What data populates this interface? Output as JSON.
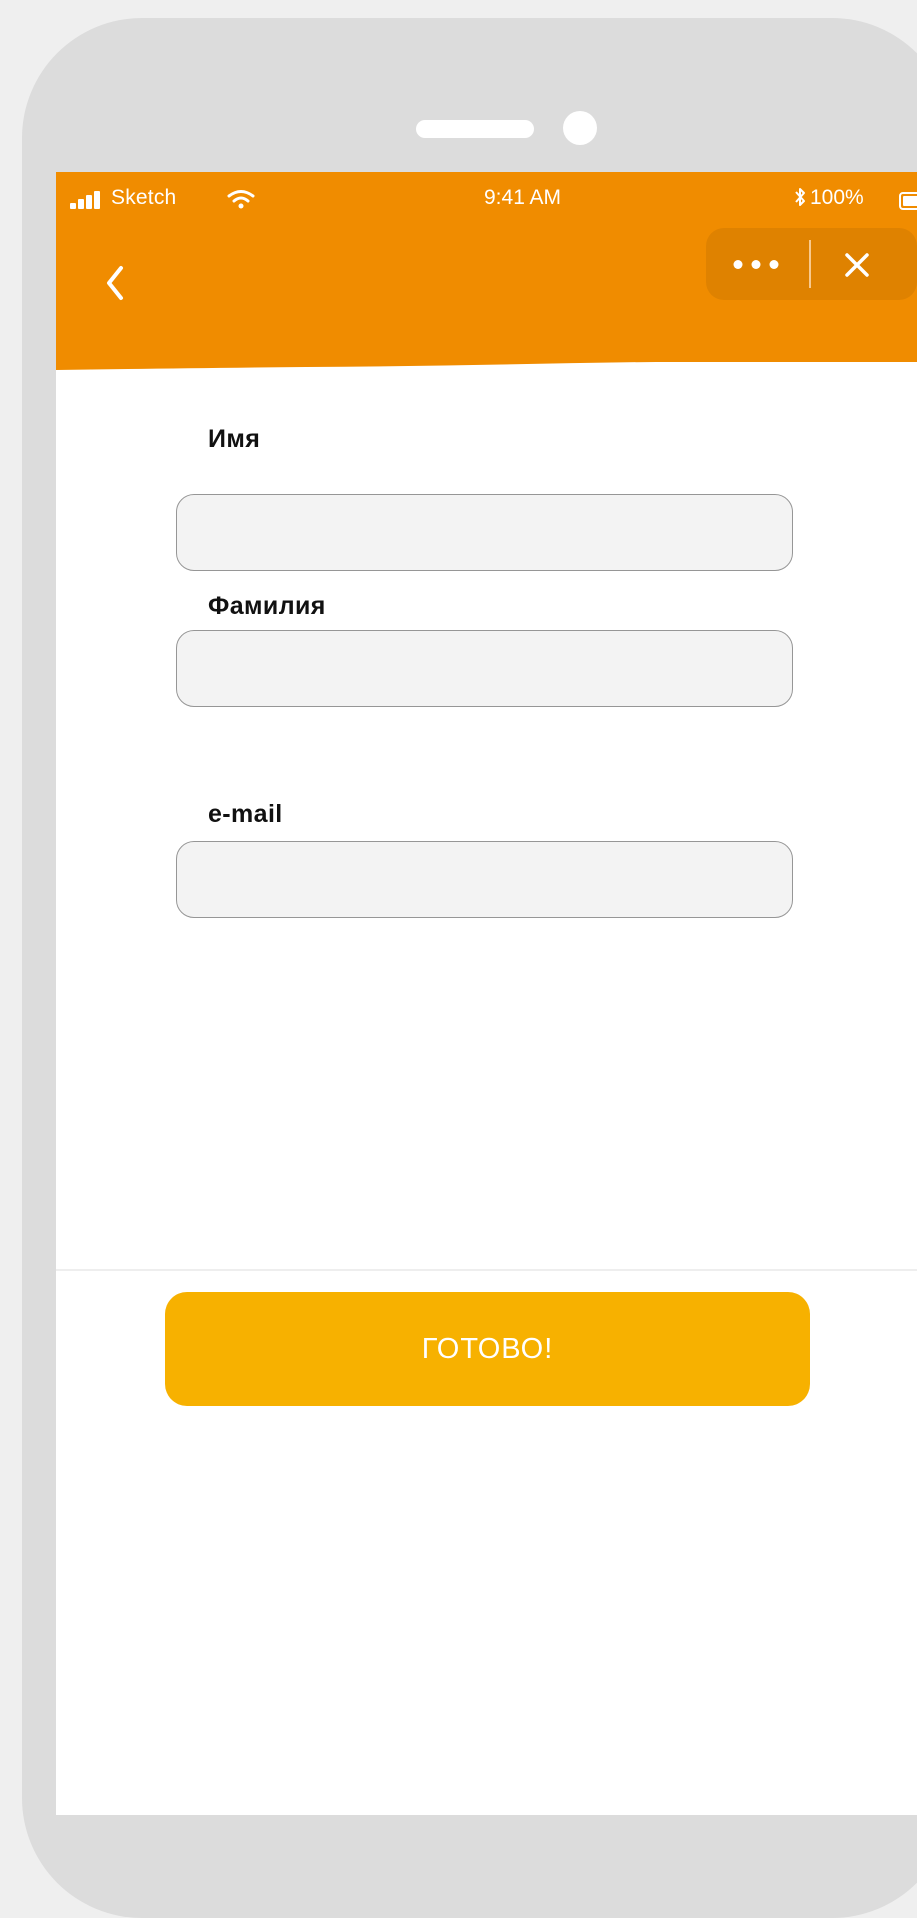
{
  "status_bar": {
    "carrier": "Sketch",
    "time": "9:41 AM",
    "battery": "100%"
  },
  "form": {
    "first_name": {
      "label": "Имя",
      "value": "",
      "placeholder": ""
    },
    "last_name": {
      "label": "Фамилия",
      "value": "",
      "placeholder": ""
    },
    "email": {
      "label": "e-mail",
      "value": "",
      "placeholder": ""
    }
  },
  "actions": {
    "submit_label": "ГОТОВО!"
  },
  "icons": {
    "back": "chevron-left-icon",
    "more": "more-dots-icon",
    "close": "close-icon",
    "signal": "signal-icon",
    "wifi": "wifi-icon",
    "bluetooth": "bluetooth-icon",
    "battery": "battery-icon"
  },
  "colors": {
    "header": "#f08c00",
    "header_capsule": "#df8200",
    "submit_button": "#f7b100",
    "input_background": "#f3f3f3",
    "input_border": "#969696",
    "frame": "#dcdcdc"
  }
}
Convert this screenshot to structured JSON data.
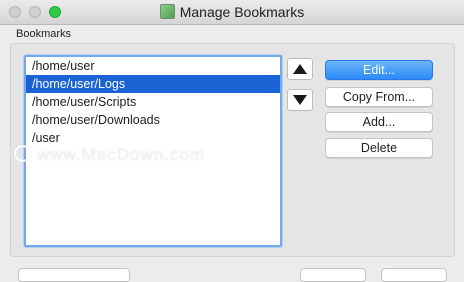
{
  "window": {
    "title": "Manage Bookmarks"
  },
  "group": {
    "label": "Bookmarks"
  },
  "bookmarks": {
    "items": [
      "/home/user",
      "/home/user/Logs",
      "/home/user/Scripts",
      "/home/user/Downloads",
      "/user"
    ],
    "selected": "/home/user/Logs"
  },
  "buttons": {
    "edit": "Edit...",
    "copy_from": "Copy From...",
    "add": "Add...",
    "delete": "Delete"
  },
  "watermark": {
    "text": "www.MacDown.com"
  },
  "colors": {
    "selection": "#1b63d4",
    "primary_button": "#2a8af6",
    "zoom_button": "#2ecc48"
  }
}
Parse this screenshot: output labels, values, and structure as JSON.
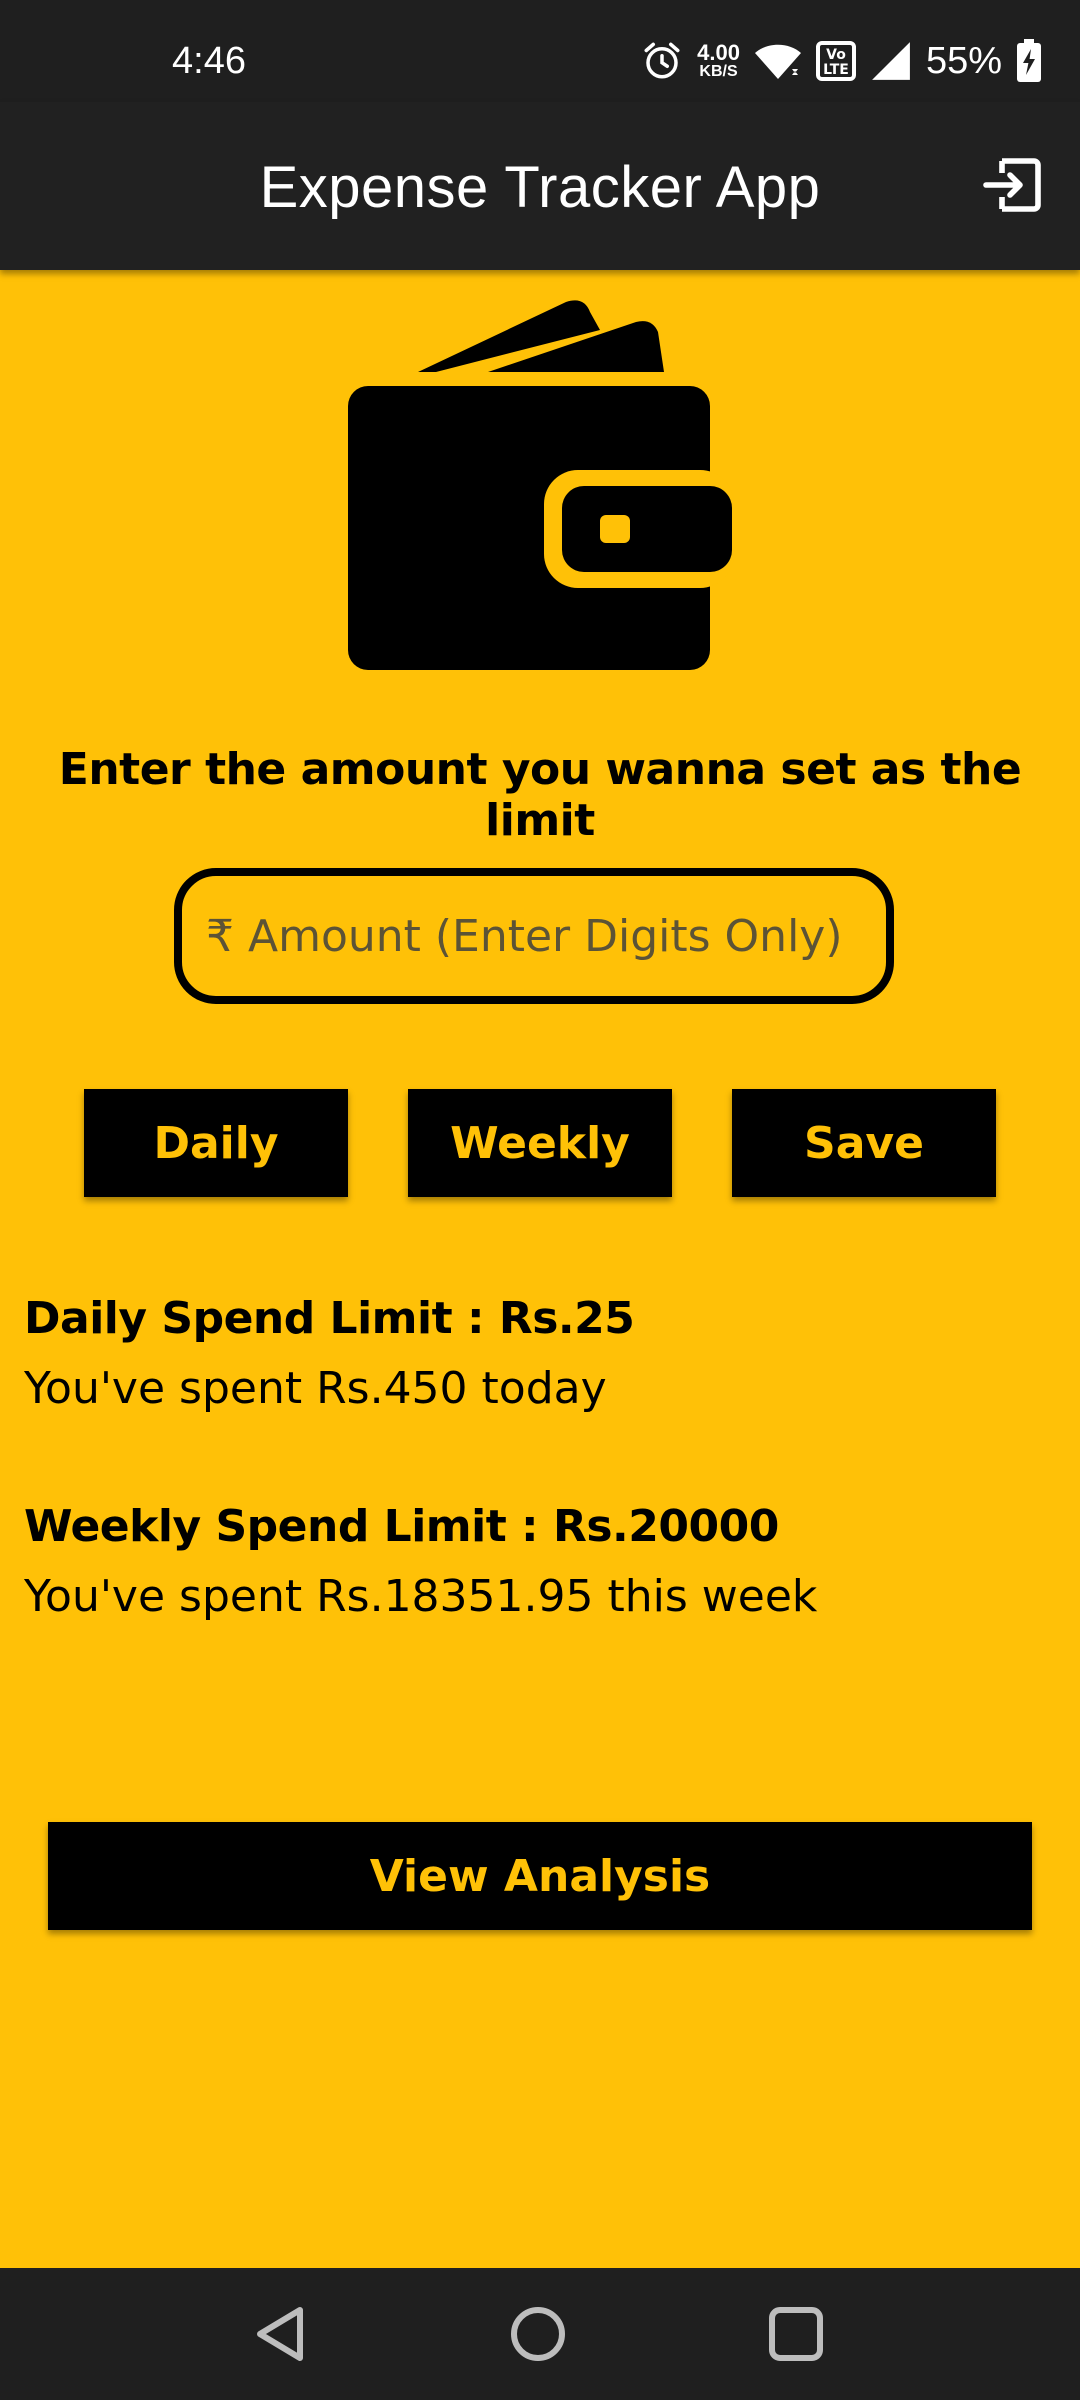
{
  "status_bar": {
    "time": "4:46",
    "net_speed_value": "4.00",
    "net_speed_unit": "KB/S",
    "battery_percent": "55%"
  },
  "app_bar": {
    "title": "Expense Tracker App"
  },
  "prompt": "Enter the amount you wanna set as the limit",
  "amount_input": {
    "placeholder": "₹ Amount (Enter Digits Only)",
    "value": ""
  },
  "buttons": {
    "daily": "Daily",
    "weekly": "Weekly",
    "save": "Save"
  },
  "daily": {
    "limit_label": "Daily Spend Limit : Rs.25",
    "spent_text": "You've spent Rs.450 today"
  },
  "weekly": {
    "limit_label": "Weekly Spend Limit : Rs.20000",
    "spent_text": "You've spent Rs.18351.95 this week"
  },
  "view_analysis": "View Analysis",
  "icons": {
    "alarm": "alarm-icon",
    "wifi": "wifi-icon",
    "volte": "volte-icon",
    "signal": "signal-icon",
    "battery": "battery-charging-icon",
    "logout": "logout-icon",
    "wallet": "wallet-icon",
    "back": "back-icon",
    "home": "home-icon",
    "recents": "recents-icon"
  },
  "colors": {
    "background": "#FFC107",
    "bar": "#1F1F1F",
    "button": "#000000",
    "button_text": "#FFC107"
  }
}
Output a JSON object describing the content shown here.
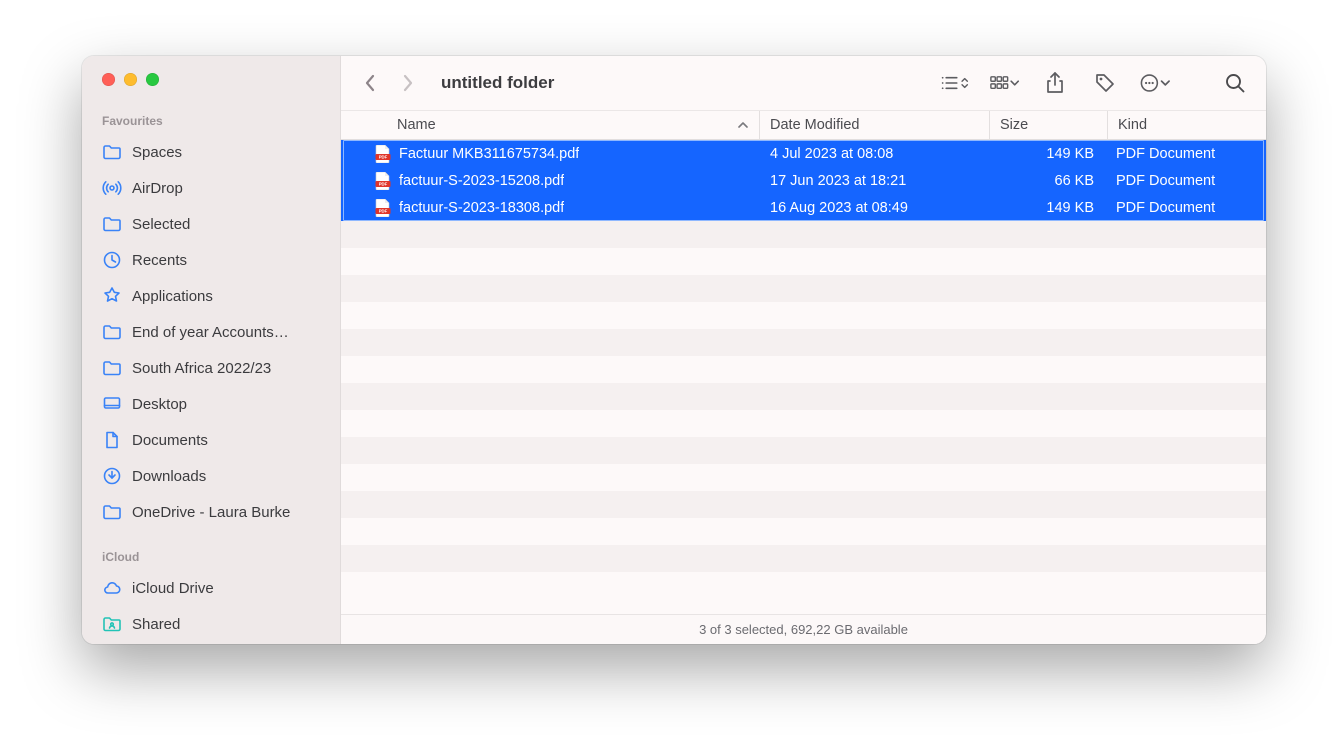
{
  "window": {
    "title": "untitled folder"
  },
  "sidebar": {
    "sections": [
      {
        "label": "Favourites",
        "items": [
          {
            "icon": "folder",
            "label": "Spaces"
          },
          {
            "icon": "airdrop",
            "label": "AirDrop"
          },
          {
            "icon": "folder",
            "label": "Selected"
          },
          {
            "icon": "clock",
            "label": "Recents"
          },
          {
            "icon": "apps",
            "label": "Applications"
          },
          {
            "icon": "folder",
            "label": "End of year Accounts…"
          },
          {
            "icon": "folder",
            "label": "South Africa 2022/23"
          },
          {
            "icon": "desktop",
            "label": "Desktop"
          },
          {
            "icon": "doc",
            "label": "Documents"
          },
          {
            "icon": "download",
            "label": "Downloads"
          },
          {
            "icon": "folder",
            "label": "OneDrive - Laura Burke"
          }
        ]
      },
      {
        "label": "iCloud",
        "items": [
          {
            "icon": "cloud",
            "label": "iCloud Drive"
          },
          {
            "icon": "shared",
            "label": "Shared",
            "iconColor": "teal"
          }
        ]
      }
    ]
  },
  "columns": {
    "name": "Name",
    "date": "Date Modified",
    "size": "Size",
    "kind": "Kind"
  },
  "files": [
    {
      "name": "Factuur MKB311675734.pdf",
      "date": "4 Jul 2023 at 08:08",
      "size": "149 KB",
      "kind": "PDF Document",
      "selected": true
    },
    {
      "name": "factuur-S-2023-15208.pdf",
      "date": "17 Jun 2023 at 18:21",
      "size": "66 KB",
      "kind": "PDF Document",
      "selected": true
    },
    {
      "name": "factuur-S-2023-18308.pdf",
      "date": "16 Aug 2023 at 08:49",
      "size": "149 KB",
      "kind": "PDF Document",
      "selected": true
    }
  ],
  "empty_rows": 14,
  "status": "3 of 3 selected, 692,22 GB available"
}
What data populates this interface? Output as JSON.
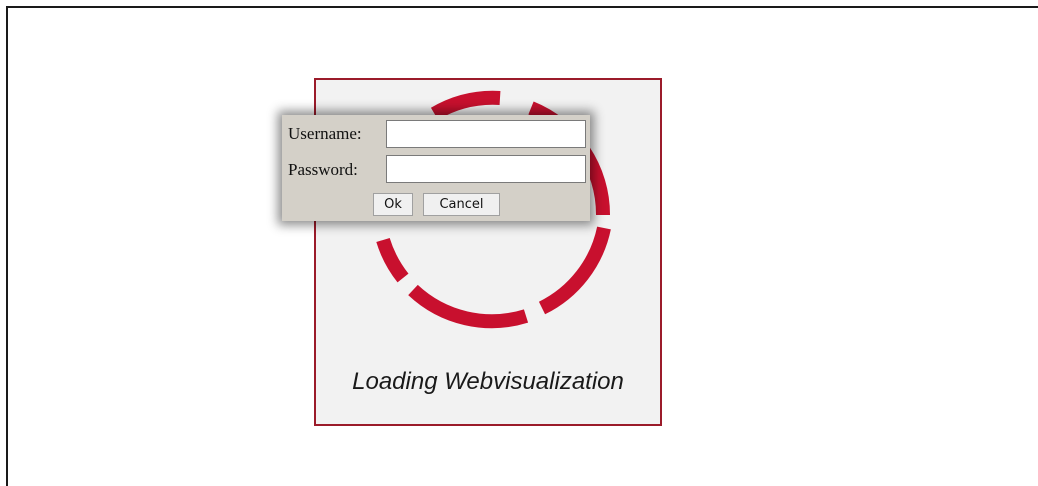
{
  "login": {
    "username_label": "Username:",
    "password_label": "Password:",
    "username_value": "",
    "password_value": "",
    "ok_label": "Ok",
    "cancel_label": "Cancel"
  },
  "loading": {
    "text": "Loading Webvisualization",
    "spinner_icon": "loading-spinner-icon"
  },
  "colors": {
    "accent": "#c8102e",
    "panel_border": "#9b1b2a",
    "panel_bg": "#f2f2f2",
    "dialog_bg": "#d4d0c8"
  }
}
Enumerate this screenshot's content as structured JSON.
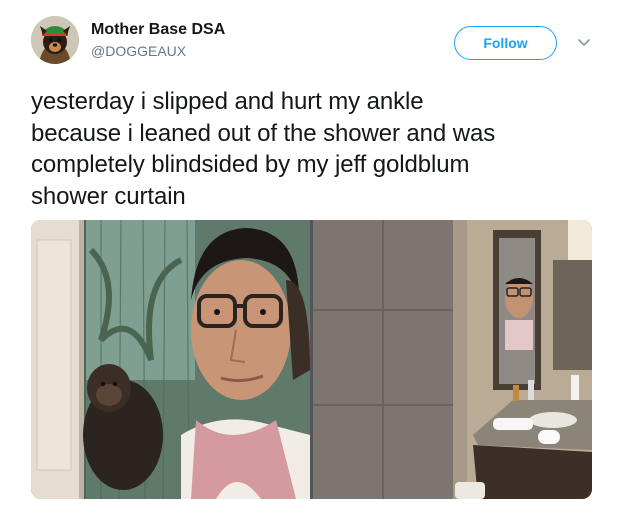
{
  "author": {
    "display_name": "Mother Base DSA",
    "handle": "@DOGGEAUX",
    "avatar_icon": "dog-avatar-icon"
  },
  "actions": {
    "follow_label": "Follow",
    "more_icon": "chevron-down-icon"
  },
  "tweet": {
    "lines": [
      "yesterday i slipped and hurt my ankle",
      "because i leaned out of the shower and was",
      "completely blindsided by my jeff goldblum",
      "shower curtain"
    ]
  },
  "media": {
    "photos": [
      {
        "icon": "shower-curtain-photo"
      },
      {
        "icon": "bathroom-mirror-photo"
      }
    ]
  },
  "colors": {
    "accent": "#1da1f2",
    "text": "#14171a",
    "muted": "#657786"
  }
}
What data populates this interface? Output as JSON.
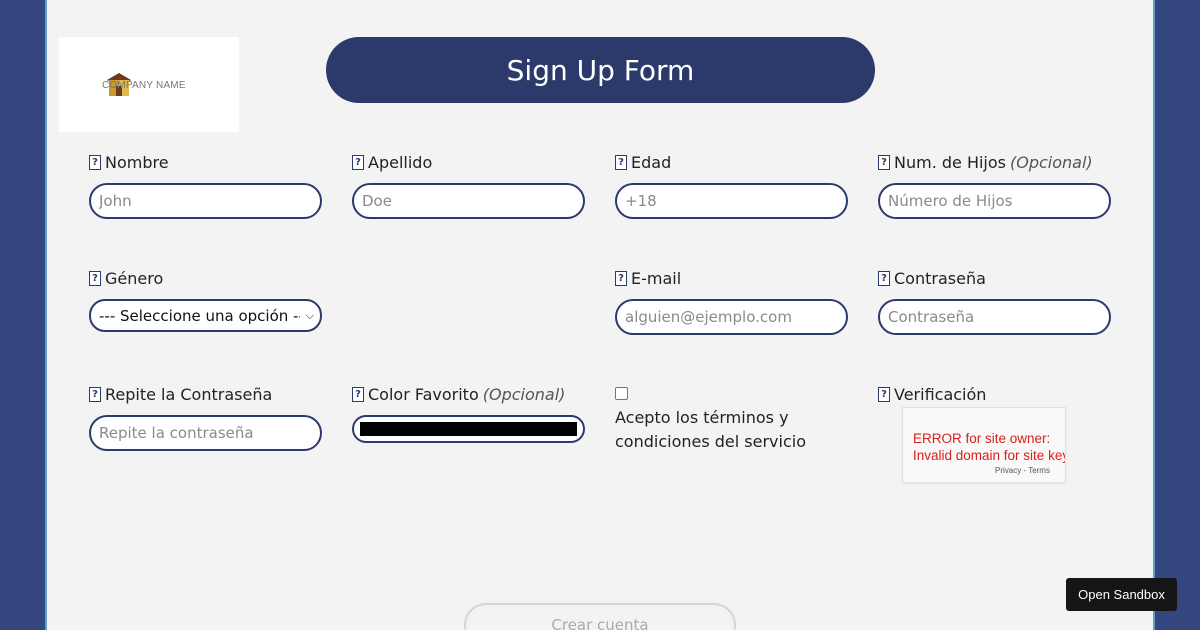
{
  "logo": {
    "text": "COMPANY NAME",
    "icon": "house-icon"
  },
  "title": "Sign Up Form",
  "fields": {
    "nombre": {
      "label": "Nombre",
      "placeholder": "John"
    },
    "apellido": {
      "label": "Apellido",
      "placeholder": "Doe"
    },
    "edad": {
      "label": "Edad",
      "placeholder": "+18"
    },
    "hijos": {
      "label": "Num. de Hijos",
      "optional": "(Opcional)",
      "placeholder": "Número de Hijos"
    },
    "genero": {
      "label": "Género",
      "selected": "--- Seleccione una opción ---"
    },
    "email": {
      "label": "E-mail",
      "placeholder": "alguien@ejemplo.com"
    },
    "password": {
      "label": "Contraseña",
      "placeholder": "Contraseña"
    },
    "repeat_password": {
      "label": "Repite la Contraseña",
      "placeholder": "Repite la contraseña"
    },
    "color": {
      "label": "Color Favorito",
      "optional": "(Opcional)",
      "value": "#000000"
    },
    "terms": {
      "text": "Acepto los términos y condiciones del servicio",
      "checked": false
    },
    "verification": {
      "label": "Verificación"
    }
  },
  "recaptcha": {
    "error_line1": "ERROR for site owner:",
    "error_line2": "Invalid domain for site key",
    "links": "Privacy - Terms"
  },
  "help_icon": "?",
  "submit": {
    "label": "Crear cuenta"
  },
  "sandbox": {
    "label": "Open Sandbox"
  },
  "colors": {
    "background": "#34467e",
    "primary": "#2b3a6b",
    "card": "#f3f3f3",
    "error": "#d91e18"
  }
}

* _What is needed_
Gather each line that holds "Repite".

* _Task solution_
      "label": "Repite la Contraseña",
      "placeholder": "Repite la contraseña"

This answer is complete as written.